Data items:
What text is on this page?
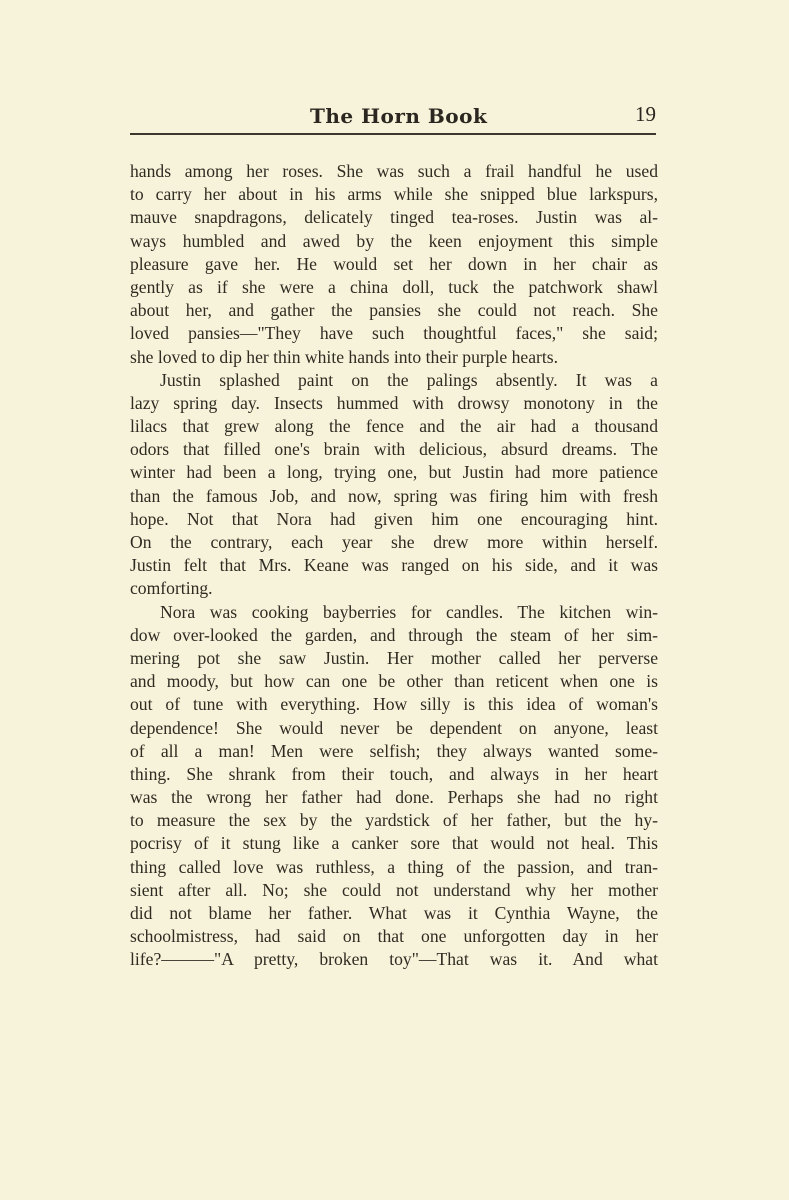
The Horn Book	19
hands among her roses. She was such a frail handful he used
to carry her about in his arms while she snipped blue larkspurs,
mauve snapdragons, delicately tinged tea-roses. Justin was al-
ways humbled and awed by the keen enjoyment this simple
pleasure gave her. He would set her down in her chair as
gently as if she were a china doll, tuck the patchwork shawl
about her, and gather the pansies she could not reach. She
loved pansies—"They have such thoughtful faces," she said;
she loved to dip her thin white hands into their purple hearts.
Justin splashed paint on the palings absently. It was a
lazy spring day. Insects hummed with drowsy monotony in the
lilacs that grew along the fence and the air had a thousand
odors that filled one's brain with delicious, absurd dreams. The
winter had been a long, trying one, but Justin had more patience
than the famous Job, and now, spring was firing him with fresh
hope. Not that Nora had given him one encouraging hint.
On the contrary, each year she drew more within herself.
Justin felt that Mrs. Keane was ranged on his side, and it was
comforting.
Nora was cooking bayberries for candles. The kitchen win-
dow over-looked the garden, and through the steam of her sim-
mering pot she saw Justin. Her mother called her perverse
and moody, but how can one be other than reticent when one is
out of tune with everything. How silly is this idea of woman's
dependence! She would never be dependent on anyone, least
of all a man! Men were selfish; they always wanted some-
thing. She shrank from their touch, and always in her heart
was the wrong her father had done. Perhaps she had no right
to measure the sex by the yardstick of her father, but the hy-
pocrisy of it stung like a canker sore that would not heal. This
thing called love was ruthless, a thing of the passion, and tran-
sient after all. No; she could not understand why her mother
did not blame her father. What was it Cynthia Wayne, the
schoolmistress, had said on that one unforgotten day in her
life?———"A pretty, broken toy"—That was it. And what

--

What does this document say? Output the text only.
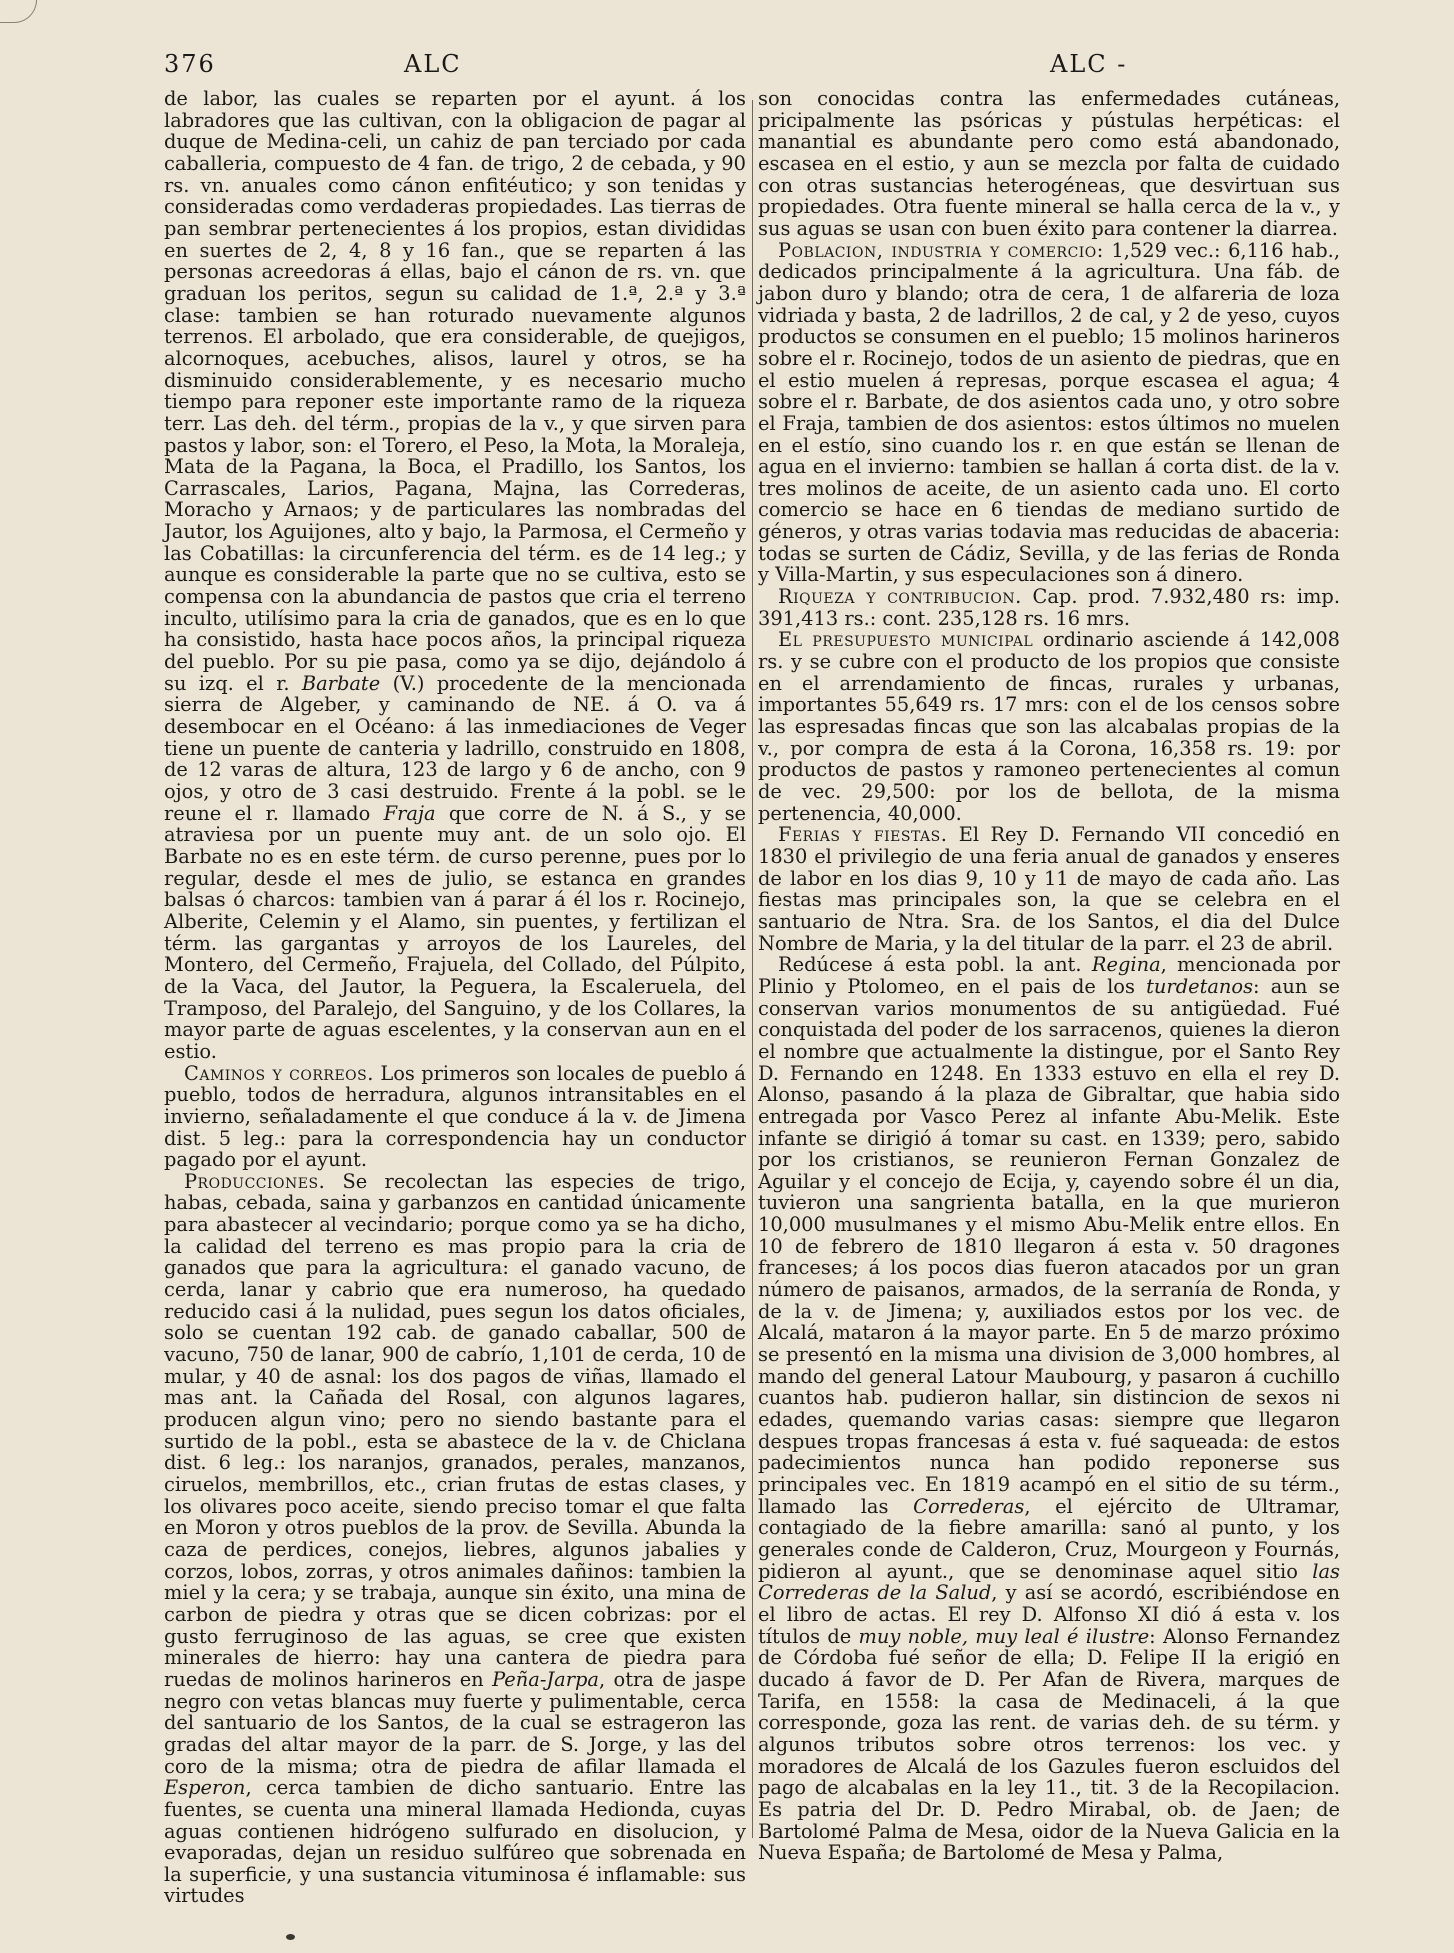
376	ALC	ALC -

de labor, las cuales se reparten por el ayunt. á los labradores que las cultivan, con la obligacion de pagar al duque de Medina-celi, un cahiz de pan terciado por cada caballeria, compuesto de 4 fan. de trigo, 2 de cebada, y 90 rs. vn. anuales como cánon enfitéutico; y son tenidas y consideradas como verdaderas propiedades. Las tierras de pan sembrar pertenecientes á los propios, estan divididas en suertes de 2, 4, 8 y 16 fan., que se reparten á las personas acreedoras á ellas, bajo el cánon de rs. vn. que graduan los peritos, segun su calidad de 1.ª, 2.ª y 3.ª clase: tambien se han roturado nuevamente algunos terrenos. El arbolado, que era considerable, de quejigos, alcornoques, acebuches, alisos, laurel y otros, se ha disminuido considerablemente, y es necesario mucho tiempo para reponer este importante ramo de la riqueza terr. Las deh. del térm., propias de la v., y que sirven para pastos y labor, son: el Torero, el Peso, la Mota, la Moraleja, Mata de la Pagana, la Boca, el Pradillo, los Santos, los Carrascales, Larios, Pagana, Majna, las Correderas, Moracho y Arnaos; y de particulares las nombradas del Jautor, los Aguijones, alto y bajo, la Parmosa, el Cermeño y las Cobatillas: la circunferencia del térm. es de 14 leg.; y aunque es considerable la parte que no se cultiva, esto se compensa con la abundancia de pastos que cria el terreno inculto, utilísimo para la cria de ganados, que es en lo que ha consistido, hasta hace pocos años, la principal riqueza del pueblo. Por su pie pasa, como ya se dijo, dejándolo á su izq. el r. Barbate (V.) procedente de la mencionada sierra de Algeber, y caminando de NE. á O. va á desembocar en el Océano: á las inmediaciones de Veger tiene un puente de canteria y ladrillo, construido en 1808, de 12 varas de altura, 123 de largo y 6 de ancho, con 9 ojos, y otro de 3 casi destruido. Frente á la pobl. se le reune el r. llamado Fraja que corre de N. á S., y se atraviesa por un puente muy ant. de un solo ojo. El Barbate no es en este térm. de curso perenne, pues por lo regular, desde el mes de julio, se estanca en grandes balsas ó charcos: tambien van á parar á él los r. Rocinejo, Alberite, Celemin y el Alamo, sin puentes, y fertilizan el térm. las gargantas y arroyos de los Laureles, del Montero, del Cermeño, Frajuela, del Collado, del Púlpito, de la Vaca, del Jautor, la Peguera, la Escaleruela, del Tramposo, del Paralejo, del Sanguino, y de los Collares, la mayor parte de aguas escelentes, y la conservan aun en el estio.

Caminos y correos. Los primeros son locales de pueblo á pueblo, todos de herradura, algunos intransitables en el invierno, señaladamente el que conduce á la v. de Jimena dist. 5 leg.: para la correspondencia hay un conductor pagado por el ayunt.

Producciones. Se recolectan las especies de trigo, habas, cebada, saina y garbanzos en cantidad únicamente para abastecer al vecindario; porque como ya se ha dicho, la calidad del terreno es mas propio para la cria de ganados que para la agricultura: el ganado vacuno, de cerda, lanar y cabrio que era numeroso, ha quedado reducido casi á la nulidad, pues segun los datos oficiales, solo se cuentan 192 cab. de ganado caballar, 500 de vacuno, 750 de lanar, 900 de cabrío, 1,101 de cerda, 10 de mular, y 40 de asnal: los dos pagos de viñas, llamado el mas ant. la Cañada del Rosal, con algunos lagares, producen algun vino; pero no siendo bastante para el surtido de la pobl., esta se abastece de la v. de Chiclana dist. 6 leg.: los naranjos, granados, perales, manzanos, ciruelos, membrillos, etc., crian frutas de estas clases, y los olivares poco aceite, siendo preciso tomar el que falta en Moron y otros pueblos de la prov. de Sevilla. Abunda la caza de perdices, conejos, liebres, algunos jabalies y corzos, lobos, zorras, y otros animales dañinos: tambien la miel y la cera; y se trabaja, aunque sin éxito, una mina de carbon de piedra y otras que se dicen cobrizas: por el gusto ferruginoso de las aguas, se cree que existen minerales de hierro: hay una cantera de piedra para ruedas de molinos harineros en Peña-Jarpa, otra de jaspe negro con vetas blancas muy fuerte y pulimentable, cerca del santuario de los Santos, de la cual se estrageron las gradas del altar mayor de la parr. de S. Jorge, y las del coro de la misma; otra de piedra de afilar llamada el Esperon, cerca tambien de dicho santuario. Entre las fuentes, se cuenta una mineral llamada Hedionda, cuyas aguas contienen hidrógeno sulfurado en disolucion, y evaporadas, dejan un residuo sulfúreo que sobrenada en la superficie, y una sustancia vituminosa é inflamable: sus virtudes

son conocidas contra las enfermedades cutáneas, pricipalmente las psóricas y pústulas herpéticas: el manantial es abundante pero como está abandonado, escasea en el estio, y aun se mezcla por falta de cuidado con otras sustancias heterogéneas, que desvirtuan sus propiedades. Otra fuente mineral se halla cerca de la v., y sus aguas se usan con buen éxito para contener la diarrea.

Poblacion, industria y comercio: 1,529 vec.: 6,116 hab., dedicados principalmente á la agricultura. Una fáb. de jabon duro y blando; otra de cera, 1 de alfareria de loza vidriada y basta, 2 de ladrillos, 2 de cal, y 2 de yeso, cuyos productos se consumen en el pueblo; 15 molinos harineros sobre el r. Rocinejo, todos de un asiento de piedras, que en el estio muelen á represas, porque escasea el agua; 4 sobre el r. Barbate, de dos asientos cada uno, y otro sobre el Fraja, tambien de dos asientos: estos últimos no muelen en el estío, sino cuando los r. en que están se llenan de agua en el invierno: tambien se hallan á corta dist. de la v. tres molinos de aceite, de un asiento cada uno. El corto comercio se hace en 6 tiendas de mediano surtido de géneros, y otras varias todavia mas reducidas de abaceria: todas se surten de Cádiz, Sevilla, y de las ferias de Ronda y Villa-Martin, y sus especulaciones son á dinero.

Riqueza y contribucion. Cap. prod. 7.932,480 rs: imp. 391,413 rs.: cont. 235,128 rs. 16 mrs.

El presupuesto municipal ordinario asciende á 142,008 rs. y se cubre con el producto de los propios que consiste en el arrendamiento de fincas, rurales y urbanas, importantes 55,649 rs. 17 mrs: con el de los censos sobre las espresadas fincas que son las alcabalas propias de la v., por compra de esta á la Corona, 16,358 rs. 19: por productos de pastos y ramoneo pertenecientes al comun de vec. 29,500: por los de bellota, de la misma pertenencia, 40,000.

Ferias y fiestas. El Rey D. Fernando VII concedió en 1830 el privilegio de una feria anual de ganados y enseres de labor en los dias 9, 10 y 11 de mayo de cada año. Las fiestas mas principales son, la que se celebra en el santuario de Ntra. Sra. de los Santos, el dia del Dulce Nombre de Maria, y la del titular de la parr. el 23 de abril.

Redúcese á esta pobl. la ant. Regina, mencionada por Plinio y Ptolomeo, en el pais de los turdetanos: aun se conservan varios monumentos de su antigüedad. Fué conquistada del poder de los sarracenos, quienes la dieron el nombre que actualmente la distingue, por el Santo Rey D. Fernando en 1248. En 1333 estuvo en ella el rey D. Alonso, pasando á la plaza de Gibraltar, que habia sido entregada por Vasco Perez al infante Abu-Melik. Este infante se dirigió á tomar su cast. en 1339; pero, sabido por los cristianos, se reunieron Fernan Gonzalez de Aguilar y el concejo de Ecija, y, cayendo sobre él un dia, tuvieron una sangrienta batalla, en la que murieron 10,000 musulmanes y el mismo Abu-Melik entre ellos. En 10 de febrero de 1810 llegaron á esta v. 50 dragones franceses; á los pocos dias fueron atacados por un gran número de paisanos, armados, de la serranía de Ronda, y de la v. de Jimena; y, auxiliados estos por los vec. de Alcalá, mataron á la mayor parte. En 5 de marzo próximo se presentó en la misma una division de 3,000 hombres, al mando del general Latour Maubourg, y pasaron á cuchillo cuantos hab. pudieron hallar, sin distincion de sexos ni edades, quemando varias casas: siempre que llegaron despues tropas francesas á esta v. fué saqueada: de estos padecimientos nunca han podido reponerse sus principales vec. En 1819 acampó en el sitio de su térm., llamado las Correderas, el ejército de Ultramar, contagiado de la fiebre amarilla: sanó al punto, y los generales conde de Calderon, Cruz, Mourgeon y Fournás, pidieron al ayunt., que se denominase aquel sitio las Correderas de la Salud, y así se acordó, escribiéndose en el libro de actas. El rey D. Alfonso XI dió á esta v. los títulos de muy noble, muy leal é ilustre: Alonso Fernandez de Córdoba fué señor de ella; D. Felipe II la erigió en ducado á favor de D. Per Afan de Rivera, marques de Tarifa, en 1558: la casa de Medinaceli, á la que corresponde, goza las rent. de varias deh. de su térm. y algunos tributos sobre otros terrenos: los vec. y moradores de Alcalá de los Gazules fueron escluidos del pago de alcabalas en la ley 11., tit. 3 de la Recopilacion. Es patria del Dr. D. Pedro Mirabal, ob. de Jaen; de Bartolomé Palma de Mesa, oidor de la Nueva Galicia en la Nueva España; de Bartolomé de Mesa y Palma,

# Problem statement
Provide the number of lines containing the string "spring", with no other output.

# Solution for this problem
2